◆ AIM:
Copy the entries word for word, starting with the first line and ending with the line containing "- data-point: [207, 306, 214, 313]", both included.

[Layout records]
===============

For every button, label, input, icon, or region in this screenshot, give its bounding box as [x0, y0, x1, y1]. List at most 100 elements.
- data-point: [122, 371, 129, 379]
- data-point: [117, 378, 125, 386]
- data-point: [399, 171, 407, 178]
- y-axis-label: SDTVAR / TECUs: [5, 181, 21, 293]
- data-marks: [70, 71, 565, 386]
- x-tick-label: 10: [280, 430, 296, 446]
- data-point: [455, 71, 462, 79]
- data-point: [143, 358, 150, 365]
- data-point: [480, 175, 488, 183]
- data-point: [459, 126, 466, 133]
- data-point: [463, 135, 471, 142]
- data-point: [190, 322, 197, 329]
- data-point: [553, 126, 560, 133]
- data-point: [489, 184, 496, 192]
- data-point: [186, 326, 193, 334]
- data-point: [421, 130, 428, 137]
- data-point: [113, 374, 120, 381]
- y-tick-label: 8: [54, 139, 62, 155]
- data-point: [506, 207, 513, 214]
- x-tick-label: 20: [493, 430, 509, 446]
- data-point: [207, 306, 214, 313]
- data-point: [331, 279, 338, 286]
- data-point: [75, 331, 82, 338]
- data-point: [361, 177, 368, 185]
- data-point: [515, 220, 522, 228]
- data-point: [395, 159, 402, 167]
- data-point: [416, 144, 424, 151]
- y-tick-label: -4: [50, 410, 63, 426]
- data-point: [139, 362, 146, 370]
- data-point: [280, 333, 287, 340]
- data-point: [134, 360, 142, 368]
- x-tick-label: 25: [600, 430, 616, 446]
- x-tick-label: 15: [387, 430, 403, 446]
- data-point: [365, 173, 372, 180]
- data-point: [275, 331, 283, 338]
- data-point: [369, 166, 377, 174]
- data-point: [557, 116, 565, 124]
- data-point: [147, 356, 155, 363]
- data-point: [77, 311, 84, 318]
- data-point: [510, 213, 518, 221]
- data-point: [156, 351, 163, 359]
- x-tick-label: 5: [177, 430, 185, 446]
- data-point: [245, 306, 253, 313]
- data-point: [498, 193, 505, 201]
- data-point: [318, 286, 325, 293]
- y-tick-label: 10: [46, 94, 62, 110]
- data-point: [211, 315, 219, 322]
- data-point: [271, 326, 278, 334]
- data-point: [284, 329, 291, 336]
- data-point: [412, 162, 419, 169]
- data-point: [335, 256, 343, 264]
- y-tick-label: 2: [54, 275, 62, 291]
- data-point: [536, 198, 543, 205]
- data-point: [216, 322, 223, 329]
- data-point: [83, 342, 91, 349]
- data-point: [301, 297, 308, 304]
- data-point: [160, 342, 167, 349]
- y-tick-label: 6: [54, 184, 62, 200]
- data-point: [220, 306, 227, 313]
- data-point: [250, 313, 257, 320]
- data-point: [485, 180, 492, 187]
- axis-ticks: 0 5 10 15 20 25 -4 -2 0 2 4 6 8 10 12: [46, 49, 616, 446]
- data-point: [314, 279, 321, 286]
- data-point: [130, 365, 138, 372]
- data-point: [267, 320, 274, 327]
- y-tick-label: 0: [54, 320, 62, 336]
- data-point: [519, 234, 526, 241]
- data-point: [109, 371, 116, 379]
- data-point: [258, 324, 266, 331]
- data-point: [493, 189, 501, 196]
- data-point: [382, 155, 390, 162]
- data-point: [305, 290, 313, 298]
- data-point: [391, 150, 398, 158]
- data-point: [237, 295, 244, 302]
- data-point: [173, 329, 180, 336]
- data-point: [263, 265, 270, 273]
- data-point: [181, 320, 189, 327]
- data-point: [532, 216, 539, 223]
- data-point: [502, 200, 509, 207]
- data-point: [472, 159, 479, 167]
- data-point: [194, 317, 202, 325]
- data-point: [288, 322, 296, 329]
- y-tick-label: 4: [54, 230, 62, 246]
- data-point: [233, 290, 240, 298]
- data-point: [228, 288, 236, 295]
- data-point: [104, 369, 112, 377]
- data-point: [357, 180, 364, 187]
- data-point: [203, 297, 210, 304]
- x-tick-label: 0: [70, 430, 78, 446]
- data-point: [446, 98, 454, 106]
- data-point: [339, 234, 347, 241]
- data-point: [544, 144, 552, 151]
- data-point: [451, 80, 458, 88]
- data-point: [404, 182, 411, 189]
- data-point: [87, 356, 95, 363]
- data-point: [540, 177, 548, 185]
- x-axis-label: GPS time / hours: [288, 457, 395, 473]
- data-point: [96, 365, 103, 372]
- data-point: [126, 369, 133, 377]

===============

◆ RESULT OF THE TASK:
For every button, label, input, icon, or region in this screenshot, give its bounding box as [x0, y0, x1, y1]. List at most 100 elements.
- data-point: [122, 371, 129, 379]
- data-point: [117, 378, 125, 386]
- data-point: [399, 171, 407, 178]
- y-axis-label: SDTVAR / TECUs: [5, 181, 21, 293]
- data-marks: [70, 71, 565, 386]
- x-tick-label: 10: [280, 430, 296, 446]
- data-point: [455, 71, 462, 79]
- data-point: [143, 358, 150, 365]
- data-point: [480, 175, 488, 183]
- data-point: [459, 126, 466, 133]
- data-point: [463, 135, 471, 142]
- data-point: [190, 322, 197, 329]
- data-point: [553, 126, 560, 133]
- data-point: [489, 184, 496, 192]
- data-point: [186, 326, 193, 334]
- data-point: [421, 130, 428, 137]
- data-point: [113, 374, 120, 381]
- y-tick-label: 8: [54, 139, 62, 155]
- data-point: [506, 207, 513, 214]
- x-tick-label: 20: [493, 430, 509, 446]
- data-point: [207, 306, 214, 313]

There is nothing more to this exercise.